EXERCISE => Write out all of the entries exactly, please.

(Saved entries)
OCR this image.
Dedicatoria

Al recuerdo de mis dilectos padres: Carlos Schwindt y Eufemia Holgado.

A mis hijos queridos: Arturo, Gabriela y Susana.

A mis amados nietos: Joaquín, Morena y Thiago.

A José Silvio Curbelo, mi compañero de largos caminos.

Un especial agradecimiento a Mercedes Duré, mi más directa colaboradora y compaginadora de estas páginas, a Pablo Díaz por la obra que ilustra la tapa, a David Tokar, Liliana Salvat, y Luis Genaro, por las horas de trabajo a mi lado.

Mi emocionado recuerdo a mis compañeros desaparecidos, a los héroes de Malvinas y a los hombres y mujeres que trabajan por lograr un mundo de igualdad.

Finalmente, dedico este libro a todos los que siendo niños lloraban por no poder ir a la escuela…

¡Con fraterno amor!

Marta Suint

TASK RESULT =>
OCR this image.
Dedicatoria

Al recuerdo de mis dilectos padres: Carlos Schwindt y Eufemia Holgado.

A mis hijos queridos: Arturo, Gabriela y Susana.

A mis amados nietos: Joaquín, Morena y Thiago.

A José Silvio Curbelo, mi compañero de largos caminos.

Un especial agradecimiento a Mercedes Duré, mi más directa colaboradora y compaginadora de estas páginas, a Pablo Díaz por la obra que ilustra la tapa, a David Tokar, Liliana Salvat, y Luis Genaro, por las horas de trabajo a mi lado.

Mi emocionado recuerdo a mis compañeros desaparecidos, a los héroes de Malvinas y a los hombres y mujeres que trabajan por lograr un mundo de igualdad.

Finalmente, dedico este libro a todos los que siendo niños lloraban por no poder ir a la escuela…

¡Con fraterno amor!

Marta Suint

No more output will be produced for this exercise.